Texto proporcionado
En muchos de nuestros pueblos podemos
contemplar también un río, un arroyo, una fuente (si es que la sequía pertinaz no los ha hecho
desaparecer) que contemplaron también nuestros antepasados. Nosotros tal vez llevemos su belleza en la retina y en la cámara de
fotos y el rumor del agua en nuestros oídos. Ellos quizá no tenían tiempo para contemplar el
paisaje, aunque vivieran inmersos en él o veían en ese río simplemente el agua que regaba sus fincas o
podía arruinarlas con una gran crecida.
Siempre el mismo río, pero con distinta agua, que diría el poeta. Y, sobre todo, distinta mirada.
Río Omaña en Paladín |
Y es que la vida es un fluir constante, la vida del mundo que nos rodea y nuestra propia vida… Y cuando pasamos un año sin contemplar un lugar los cambios se aprecian de forma más clara… Unos son cambios de vida, de mejor vida; otros son cambios de abandono y soledad. Pero no deja de ser una suerte para cada uno de nosotros poder contemplarlos, pues eso indica que tenemos vida, que tenemos pueblo y que hemos vuelto a él. Volver: inmensa palabra...

Material extraído
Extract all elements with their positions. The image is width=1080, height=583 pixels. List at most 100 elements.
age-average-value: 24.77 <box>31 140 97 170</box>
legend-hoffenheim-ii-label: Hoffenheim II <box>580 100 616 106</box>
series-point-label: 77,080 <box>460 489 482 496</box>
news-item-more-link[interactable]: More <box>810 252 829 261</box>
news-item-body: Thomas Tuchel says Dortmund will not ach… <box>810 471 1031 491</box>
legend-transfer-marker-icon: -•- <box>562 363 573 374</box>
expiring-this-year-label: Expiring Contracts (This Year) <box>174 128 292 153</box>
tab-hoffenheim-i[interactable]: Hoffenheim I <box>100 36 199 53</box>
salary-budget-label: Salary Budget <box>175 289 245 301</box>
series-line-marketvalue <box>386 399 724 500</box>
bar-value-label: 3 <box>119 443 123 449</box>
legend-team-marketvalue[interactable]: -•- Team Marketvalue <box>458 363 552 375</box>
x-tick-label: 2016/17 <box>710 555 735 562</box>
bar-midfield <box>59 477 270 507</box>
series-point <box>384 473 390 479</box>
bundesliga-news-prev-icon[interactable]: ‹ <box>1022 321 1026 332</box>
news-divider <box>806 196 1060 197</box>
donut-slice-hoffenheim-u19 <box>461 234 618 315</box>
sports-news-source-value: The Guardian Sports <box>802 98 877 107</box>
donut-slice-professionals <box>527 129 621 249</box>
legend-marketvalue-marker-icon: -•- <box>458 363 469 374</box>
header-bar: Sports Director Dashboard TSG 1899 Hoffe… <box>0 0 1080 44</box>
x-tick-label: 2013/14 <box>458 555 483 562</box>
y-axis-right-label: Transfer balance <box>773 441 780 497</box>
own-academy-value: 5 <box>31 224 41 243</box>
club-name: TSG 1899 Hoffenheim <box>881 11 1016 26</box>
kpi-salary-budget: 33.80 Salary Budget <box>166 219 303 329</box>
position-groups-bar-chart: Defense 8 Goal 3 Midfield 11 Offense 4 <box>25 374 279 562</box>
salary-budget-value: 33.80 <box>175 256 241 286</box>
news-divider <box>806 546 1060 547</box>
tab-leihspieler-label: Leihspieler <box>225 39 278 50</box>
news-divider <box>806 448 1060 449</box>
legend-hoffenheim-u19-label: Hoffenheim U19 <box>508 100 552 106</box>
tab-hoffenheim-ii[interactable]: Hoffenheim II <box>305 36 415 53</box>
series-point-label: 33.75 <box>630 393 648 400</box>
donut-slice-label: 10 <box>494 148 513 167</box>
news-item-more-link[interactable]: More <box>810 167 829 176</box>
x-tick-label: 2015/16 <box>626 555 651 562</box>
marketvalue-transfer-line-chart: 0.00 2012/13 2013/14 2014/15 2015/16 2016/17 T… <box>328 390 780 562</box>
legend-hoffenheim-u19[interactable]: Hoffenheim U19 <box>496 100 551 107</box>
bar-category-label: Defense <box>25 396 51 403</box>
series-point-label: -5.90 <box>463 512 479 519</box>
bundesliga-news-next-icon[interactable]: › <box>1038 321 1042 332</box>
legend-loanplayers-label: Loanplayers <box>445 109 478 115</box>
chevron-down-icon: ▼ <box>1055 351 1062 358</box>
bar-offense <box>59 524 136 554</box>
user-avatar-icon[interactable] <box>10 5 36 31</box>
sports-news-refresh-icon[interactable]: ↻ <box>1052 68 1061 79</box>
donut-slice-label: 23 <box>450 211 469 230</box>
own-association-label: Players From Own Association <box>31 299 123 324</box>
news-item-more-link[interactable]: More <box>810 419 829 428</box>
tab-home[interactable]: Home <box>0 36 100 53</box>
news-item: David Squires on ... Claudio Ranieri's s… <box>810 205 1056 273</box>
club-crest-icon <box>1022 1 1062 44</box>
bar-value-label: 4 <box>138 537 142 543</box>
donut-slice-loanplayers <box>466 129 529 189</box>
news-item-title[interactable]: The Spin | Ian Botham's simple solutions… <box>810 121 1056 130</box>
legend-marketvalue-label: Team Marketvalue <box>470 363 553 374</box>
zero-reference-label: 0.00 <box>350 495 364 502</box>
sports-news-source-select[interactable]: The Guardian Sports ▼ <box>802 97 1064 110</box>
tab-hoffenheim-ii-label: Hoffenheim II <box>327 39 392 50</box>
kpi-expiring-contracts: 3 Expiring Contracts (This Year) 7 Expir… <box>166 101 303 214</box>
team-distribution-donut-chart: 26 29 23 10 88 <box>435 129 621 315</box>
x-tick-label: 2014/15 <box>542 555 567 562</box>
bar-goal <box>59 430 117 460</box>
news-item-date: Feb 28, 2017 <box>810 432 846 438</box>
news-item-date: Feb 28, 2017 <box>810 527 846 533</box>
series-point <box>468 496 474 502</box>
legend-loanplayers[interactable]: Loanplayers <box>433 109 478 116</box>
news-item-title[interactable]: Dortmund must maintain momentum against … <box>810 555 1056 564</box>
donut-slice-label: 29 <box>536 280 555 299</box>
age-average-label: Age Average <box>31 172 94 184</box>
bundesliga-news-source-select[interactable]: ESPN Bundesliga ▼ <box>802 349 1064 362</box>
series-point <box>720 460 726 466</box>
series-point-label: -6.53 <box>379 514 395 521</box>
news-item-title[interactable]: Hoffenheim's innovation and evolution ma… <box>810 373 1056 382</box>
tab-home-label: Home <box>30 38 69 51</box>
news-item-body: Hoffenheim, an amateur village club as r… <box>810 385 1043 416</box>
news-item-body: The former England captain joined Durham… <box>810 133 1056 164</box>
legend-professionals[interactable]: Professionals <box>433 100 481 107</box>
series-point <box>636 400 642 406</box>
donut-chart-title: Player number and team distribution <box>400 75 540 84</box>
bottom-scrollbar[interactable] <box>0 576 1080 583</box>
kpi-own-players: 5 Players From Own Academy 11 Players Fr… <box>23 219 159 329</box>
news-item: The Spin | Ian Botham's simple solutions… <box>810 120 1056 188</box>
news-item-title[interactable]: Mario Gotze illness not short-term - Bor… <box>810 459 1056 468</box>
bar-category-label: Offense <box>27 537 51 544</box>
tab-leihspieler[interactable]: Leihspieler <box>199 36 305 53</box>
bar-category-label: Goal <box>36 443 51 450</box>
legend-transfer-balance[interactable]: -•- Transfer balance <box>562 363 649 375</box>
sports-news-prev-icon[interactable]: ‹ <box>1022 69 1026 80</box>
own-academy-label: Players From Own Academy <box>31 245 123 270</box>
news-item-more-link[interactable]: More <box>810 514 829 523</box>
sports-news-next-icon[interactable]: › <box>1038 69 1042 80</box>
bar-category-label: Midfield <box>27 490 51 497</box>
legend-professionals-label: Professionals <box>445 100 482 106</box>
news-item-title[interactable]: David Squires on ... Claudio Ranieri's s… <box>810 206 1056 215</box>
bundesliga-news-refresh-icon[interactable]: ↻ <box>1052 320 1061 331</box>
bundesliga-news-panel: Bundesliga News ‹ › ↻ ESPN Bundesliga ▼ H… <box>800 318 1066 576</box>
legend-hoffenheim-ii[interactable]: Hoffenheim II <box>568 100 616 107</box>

Partes del ejercicio
1) Traduce al inglés esta oración del texto proporcionado: "Siempre el mismo río, pero con distinta agua, que diría el poeta."
2) Según el texto proporcionado, ¿qué indica el hecho de poder contemplar los cambios?

Clave de respuestas
1) Always the same river, but with different water, as the poet would say.

2) Que tenemos vida, que tenemos pueblo y que hemos vuelto a él.